Copy every line of the records below where the word "eseguire" occurs.

(begin)

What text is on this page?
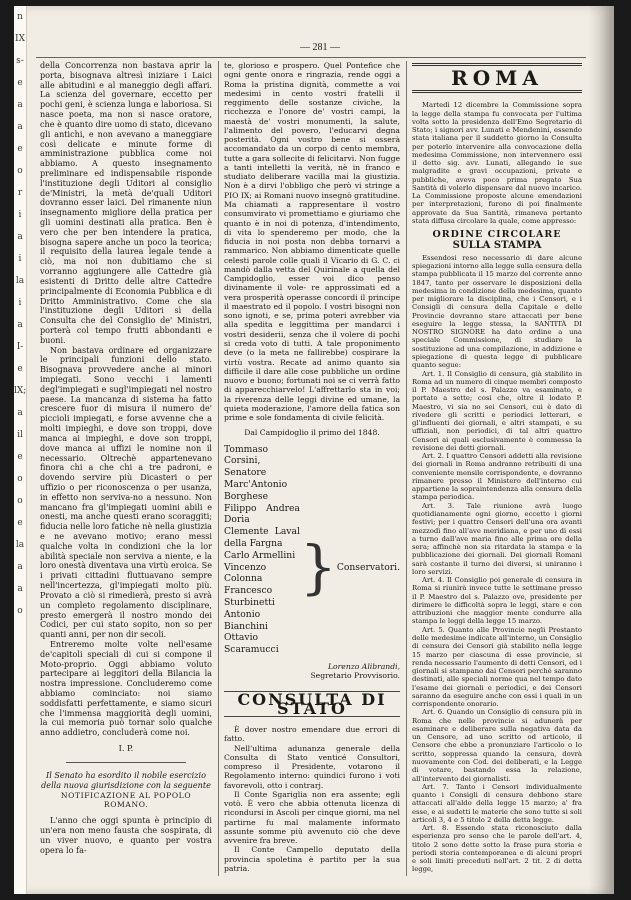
n
IX
s-
e
a
a
e
o
r
i
a
i
la
i
a
I-
e
lX;
a
il
e
o
o
e
la
a
a
o
— 281 —

della Concorrenza non bastava aprir la porta, bisognava altresì iniziare i Laici alle abitudini e al maneggio degli affari. La scienza del governare, eccetto per pochi geni, è scienza lunga e laboriosa. Si nasce poeta, ma non si nasce oratore, che è quanto dire uomo di stato, dicevano gli antichi, e non avevano a maneggiare così delicate e minute forme di amministrazione pubblica come noi abbiamo. A questo insegnamento preliminare ed indispensabile risponde l'instituzione degli Uditori al consiglio de'Ministri, la metà de'quali Uditori dovranno esser laici. Del rimanente niun insegnamento migliore della pratica per gli uomini destinati alla pratica. Ben è vero che per ben intendere la pratica, bisogna sapere anche un poco la teorica; il requisito della laurea legale tende a ciò, ma noi non dubitiamo che si vorranno aggiungere alle Cattedre già esistenti di Dritto delle altre Cattedre principalmente di Economia Pubblica e di Dritto Amministrativo. Come che sia l'instituzione degli Uditori sì della Consulta che del Consiglio de' Ministri, porterà col tempo frutti abbondanti e buoni.

Non bastava ordinare ed organizzare le principali funzioni dello stato. Bisognava provvedere anche ai minori impiegati. Sono vecchi i lamenti degl'impiegati e sugl'impiegati nel nostro paese. La mancanza di sistema ha fatto crescere fuor di misura il numero de' piccioli impiegati, e forse avvenne che a molti impieghi, e dove son troppi, dove manca ai impieghi, e dove son troppi, dove manca ai uffizi le nomine non il necessario. Oltrechè appartenevano finora chi a che chi a tre padroni, e dovendo servire più Dicasteri o per uffizio o per riconoscenza o per usanza, in effetto non serviva-no a nessuno. Non mancano fra gl'impiegati uomini abili e onesti, ma anche questi erano scoraggiti; fiducia nelle loro fatiche nè nella giustizia e ne avevano motivo; erano messi qualche volta in condizioni che la lor abilità speciale non serviva a niente, e la loro onestà diventava una virtù eroica. Se i privati cittadini fluttuavano sempre nell'incertezza, gl'impiegati molto più. Provato a ciò si rimedierà, presto si avrà un completo regolamento disciplinare, presto emergerà il nostro mondo dei Codici, per cui stato sopito, non so per quanti anni, per non dir secoli.

Entreremo molte volte nell'esame de'capitoli speciali di cui si compone il Moto-proprio. Oggi abbiamo voluto partecipare ai leggitori della Bilancia la nostra impressione. Concluderemo come abbiamo cominciato: noi siamo soddisfatti perfettamente, e siamo sicuri che l'immensa maggiorità degli uomini, la cui memoria può tornar solo qualche anno addietro, concluderà come noi.

I. P.

Il Senato ha esordito il nobile esercizio

della nuova giurisdizione con la seguente

NOTIFICAZIONE AL POPOLO ROMANO.

L'anno che oggi spunta è principio di un'era non meno fausta che sospirata, di un viver nuovo, e quanto per vostra opera lo fa-

te, glorioso e prospero. Quel Pontefice che ogni gente onora e ringrazia, rende oggi a Roma la pristina dignità, commette a voi medesimi in cento vostri fratelli il reggimento delle sostanze civiche, la ricchezza e l'onore de' vostri campi, la maestà de' vostri monumenti, la salute, l'alimento del povero, l'educarvi degna posterità. Ogni vostro bene si osserà accomandato da un corpo di cento membra, tutte a gara sollecite di felicitarvi. Non fugge a tanti intelletti la verità, nè in franco e studiato deliberare vacilla mai la giustizia. Non è a dirvi l'obbligo che però vi stringe a PIO IX; ai Romani nuovo insegnò gratitudine. Ma chiamati a rappresentare il vostro consumvirato vi promettiamo e giuriamo che quanto è in noi di potenza, d'intendimento, di vita lo spenderemo per modo, che la fiducia in noi posta non debba tornarvi a rammarico. Non abbiamo dimenticate quelle celesti parole colle quali il Vicario di G. C. ci mandò dalla vetta del Quirinale a quella del Campidoglio, esser voi dico penso divinamente il vole- re approssimati ed a vera prosperità operasse concordi il principe il maestrato ed il popolo. I vostri bisogni non sono ignoti, e se, prima poteri avrebber via alla spedita e leggittima per mandarci i vostri desiderii, senza che il volere di pochi si creda voto di tutti. A tale proponimento deve (o la meta ne fallirebbe) cospirare la virtù vostra. Recate ad animo quanto sia difficile il dare alle cose pubbliche un ordine nuovo e buono; fortunati noi se ci verrà fatto di apparecchiarvelo! L'affrettarlo sta in voi; la riverenza delle leggi divine ed umane, la quieta moderazione, l'amore della fatica son prime e sole fondamenta di civile felicità.

Dal Campidoglio il primo del 1848.

Tommaso Corsini, Senatore		
Marc'Antonio Borghese	}	Conservatori.
Filippo Andrea Doria		
Clemente Laval della Fargna		
Carlo Armellini		
Vincenzo Colonna		
Francesco Sturbinetti		
Antonio Bianchini		
Ottavio Scaramucci		

Lorenzo Alibrandi,

Segretario Provvisorio.

CONSULTA DI STATO

È dover nostro emendare due errori di fatto.

Nell'ultima adunanza generale della Consulta di Stato venticé Consultori, compreso il Presidente, votarono il Regolamento interno: quindici furono i voti favorevoli, otto i contrarj.

Il Conte Sgariglia non era assente; egli votò. È vero che abbia ottenuta licenza di ricondursi in Ascoli per cinque giorni, ma nel partirne fu mal malamente informato assunte somme più avvenuto ciò che deve avvenire fra breve.

Il Conte Campello deputato della provincia spoletina è partito per la sua patria.

ROMA

Martedì 12 dicembre la Commissione sopra la legge della stampa fu convocata per l'ultima volta sotto la presidenza dell'Emo Segretario di Stato; i signori avv. Lunati e Mendenini, essendo stata italiana per il suddetto giorno la Consulta per poterlo intervenire alla convocazione della medesima Commissione, non intervennero essi il detto sig. avv. Lunati, allegando le sue malgradite e gravi occupazioni, private e pubbliche, aveva poco prima pregato Sua Santità di volerlo dispensare dal nuovo incarico. La Commissione proposte alcune emendazioni per interpretazioni, furono di poi finalmente approvate da Sua Santità, rimaneva pertanto stata diffusa circolare la quale, come appresso:

ORDINE CIRCOLARE
SULLA STAMPA

Essendosi reso necessario di dare alcune spiegazioni intorno alla legge sulla censura della stampa pubblicata il 15 marzo del corrente anno 1847, tanto per osservare le disposizioni della medesima in condizione della medesima, quanto per migliorare la disciplina, che i Censori, e i Consigli di censura della Capitale e delle Provincie dovranno stare attaccati per bene eseguire la legge stessa, la SANTITÀ DI NOSTRO SIGNORE ha dato ordine a una speciale Commissione, di studiare la sostituzione ad una compilazione, in addizione e spiegazione di questa legge di pubblicare quanto segue:

Art. 1. Il Consiglio di censura, già stabilito in Roma ad un numero di cinque membri composto il P. Maestro del s. Palazzo va esaminato, e portato a sette; cosi che, oltre il lodato P. Maestro, vi sia no sei Censori, cui è dato di rivedere gli scritti e periodici letterari, e gl'influenti dei giornali, e altri stampati, e su uffiziali, non periodici, di tal altri quattro Censori ai quali esclusivamente è commessa la revisione dei detti giornali.

Art. 2. I quattro Censori addetti alla revisione dei giornali in Roma andranno retribuiti di una conveniente mensile corrispondente, e dovranno rimanere presso il Ministero dell'interno cui appartiene la sopraintendenza alla censura della stampa periodica.

Art. 3. Tale riunione avrà luogo quotidianamente ogni giorno, eccetto i giorni festivi; per i quattro Censori dell'una ora avanti mezzodì fino all'ave meridiana, e per uno di essi a turno dall'ave maria fino alle prima ore della sera; affinchè non sia ritardata la stampa e la pubblicazione dei giornali. Dei giornali Romani sarà costante il turno dei diversi, si uniranno i loro servizi.

Art. 4. Il Consiglio poi generale di censura in Roma si riunirà invece tutte le settimane presso il P. Maestro del s. Palazzo ove, presidente per dirimere le difficoltà sopra le leggi, stare e con attribuzioni che maggior mente condurre alla stampa le leggi della legge 15 marzo.

Art. 5. Quanto alle Provincie negli Prestanto delle medesime indicate all'interno, un Consiglio di censura dei Censori già stabilito nella legge 15 marzo per ciascuna di esse provincie, si renda necessario l'aumento di detti Censori, ed i giornali si stampano dai Censori perché saranno destinati, alle speciali norme qua nel tempo dato l'esame dei giornali e periodici, e dei Censori saranno da eseguire anche con essi i quali in un corrispondente onorario.

Art. 6. Quando un Consiglio di censura più in Roma che nelle provincie si adunerà per esaminare e deliberare sulla negativa data da un Censore, ad uno scritto od articolo, il Censore che ebbe a pronunziare l'articolo o lo scritto, soppressa quando la censura, dovrà nuovamente con Cod. dei deliberati, e la Legge di votare, bastando essa la relazione, all'intervento dei giornalisti.

Art. 7. Tanto i Censori individualmente quanto i Consigli di censura debbono stare attaccati all'aldo della legge 15 marzo; a' fra esse, e ai sudetti le materie che sono tutte si soli articoli 3, 4 e 5 titolo 2 della detta legge.

Art. 8. Essendo stata riconosciuto dalla esperienza pro senso che le parole dell'art. 4, titolo 2 sono dette sotto la frase pura storia e periodi storia contemporanea e di alcuni propri e soli limiti preceduti nell'art. 2 tit. 2 di detta legge,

(end)

(The response):
Essendosi reso necessario di dare alcune spiegazioni intorno alla legge sulla censura della stampa pubblicata il 15 marzo del corrente anno 1847, tanto per osservare le disposizioni della medesima in condizione della medesima, quanto per migliorare la disciplina, che i Censori, e i Consigli di censura della Capitale e delle Provincie dovranno stare attaccati per bene eseguire la legge stessa, la SANTITÀ DI NOSTRO SIGNORE ha dato ordine a una speciale Commissione, di studiare la sostituzione ad una compilazione, in addizione e spiegazione di questa legge di pubblicare quanto segue:
Art. 5. Quanto alle Provincie negli Prestanto delle medesime indicate all'interno, un Consiglio di censura dei Censori già stabilito nella legge 15 marzo per ciascuna di esse provincie, si renda necessario l'aumento di detti Censori, ed i giornali si stampano dai Censori perché saranno destinati, alle speciali norme qua nel tempo dato l'esame dei giornali e periodici, e dei Censori saranno da eseguire anche con essi i quali in un corrispondente onorario.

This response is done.